[Dataset entries]
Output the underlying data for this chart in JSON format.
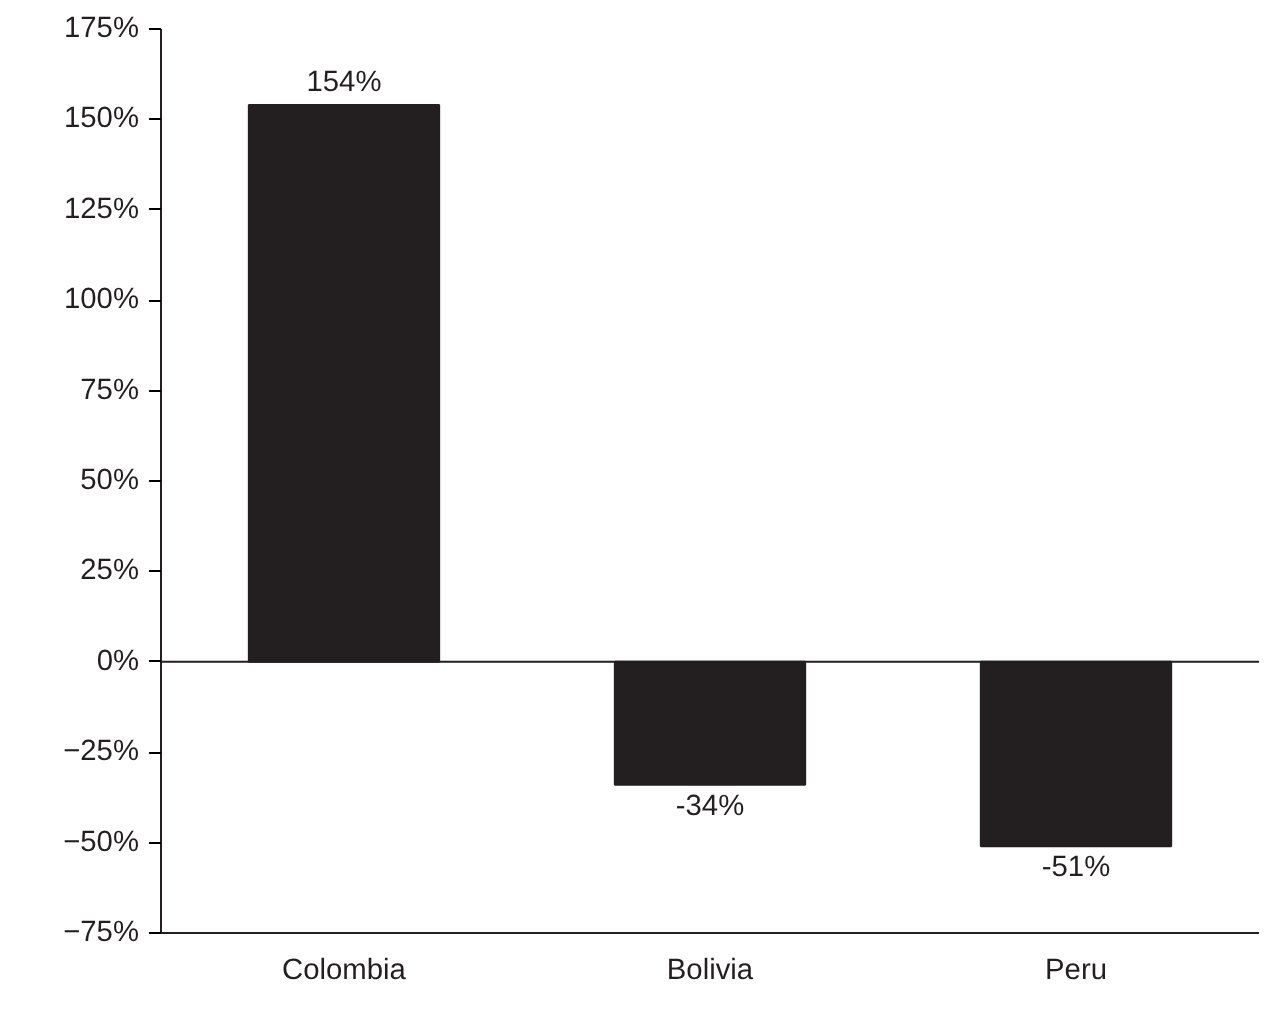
{
  "chart_data": {
    "type": "bar",
    "categories": [
      "Colombia",
      "Bolivia",
      "Peru"
    ],
    "values": [
      154,
      -34,
      -51
    ],
    "value_labels": [
      "154%",
      "-34%",
      "-51%"
    ],
    "color": "#231f20",
    "ylim": [
      -75,
      175
    ],
    "yticks": [
      {
        "value": -75,
        "label": "−75%"
      },
      {
        "value": -50,
        "label": "−50%"
      },
      {
        "value": -25,
        "label": "−25%"
      },
      {
        "value": 0,
        "label": "0%"
      },
      {
        "value": 25,
        "label": "25%"
      },
      {
        "value": 50,
        "label": "50%"
      },
      {
        "value": 75,
        "label": "75%"
      },
      {
        "value": 100,
        "label": "100%"
      },
      {
        "value": 125,
        "label": "125%"
      },
      {
        "value": 150,
        "label": "150%"
      },
      {
        "value": 175,
        "label": "175%"
      }
    ],
    "ref_lines": [
      {
        "axis": "y",
        "value": 0
      }
    ]
  }
}
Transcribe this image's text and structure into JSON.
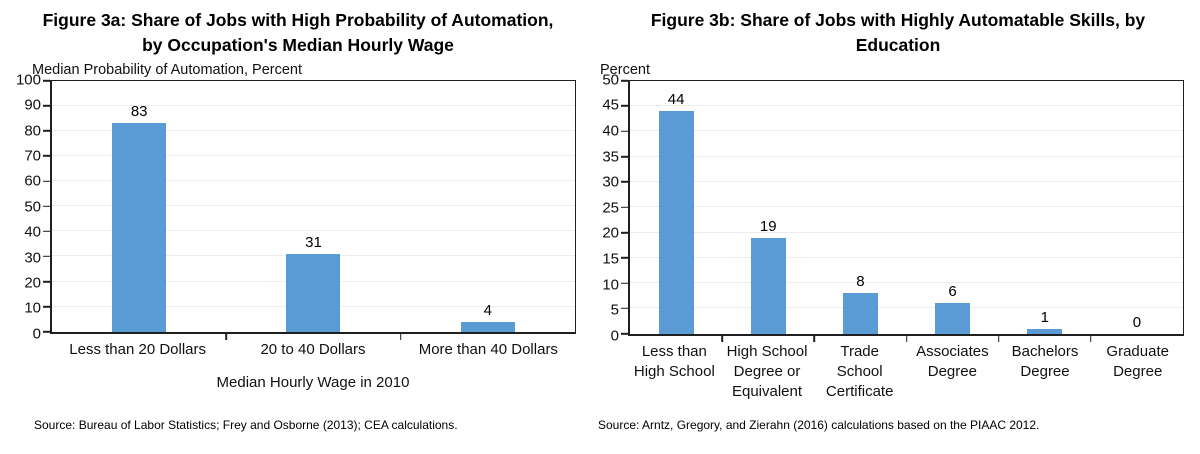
{
  "chart_data": [
    {
      "type": "bar",
      "title": "Figure 3a: Share of Jobs with High Probability of Automation,\nby Occupation's Median Hourly Wage",
      "ylabel": "Median Probability of Automation, Percent",
      "xlabel": "Median Hourly Wage in 2010",
      "source": "Source: Bureau of Labor Statistics; Frey and Osborne (2013); CEA calculations.",
      "categories": [
        "Less than 20 Dollars",
        "20 to 40 Dollars",
        "More than 40 Dollars"
      ],
      "values": [
        83,
        31,
        4
      ],
      "ylim": [
        0,
        100
      ],
      "yticks": [
        0,
        10,
        20,
        30,
        40,
        50,
        60,
        70,
        80,
        90,
        100
      ],
      "grid": true,
      "legend": false,
      "bar_color": "#5B9BD5"
    },
    {
      "type": "bar",
      "title": "Figure 3b: Share of Jobs with Highly Automatable Skills, by\nEducation",
      "ylabel": "Percent",
      "xlabel": "",
      "source": "Source: Arntz, Gregory, and Zierahn (2016) calculations based on the PIAAC 2012.",
      "categories": [
        "Less than\nHigh School",
        "High School\nDegree or\nEquivalent",
        "Trade\nSchool\nCertificate",
        "Associates\nDegree",
        "Bachelors\nDegree",
        "Graduate\nDegree"
      ],
      "values": [
        44,
        19,
        8,
        6,
        1,
        0
      ],
      "ylim": [
        0,
        50
      ],
      "yticks": [
        0,
        5,
        10,
        15,
        20,
        25,
        30,
        35,
        40,
        45,
        50
      ],
      "grid": true,
      "legend": false,
      "bar_color": "#5B9BD5"
    }
  ]
}
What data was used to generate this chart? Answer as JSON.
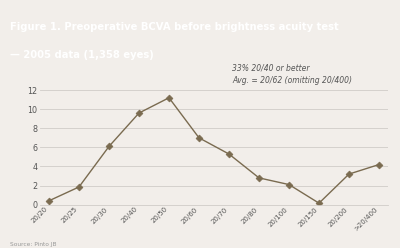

Stated problem —
From the data, collect all lines where the string "xlabel" appears.

Written response —
      "xlabel": "Median Hourly Wage in 2010",
      "xlabel": "",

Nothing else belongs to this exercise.